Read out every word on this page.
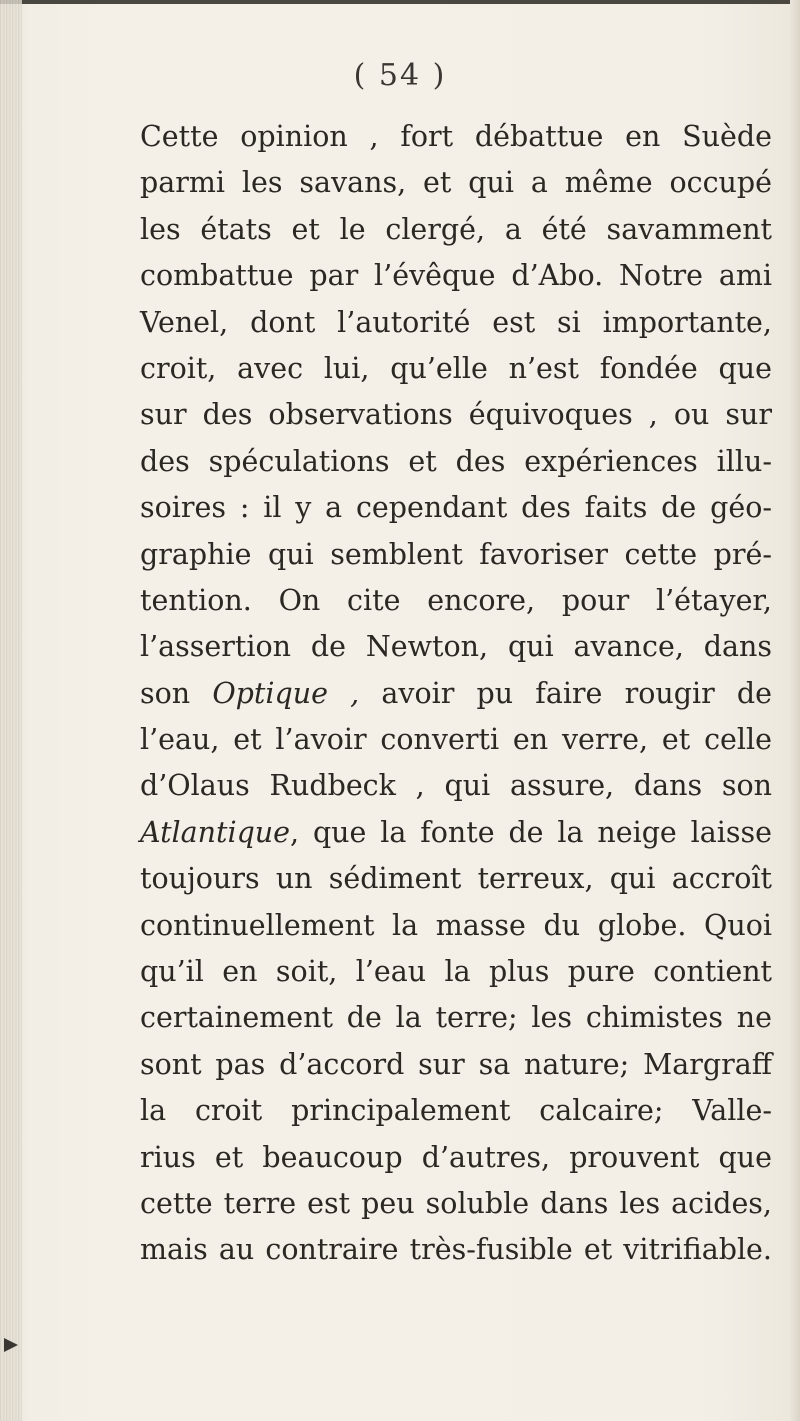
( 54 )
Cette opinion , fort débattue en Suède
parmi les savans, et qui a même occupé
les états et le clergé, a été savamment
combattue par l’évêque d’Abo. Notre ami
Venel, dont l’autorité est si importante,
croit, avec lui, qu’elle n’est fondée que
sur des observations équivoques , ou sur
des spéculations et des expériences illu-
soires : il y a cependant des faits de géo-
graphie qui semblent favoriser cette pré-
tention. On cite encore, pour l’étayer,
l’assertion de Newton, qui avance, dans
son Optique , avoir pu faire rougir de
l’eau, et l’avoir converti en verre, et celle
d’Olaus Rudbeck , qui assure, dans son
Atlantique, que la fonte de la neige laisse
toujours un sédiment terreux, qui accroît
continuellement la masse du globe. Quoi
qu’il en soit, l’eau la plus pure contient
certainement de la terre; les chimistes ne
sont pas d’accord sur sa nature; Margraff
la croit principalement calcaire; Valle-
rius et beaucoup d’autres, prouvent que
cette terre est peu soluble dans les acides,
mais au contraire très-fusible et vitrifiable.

WHAT YOU ARE ASKED TO DO: Copy out the listing exactly as it stands, but not the pictures.

RESPONSE BELOW:
Read out every word on this page.
( 54 )
Cette opinion , fort débattue en Suède
parmi les savans, et qui a même occupé
les états et le clergé, a été savamment
combattue par l’évêque d’Abo. Notre ami
Venel, dont l’autorité est si importante,
croit, avec lui, qu’elle n’est fondée que
sur des observations équivoques , ou sur
des spéculations et des expériences illu-
soires : il y a cependant des faits de géo-
graphie qui semblent favoriser cette pré-
tention. On cite encore, pour l’étayer,
l’assertion de Newton, qui avance, dans
son Optique , avoir pu faire rougir de
l’eau, et l’avoir converti en verre, et celle
d’Olaus Rudbeck , qui assure, dans son
Atlantique, que la fonte de la neige laisse
toujours un sédiment terreux, qui accroît
continuellement la masse du globe. Quoi
qu’il en soit, l’eau la plus pure contient
certainement de la terre; les chimistes ne
sont pas d’accord sur sa nature; Margraff
la croit principalement calcaire; Valle-
rius et beaucoup d’autres, prouvent que
cette terre est peu soluble dans les acides,
mais au contraire très-fusible et vitrifiable.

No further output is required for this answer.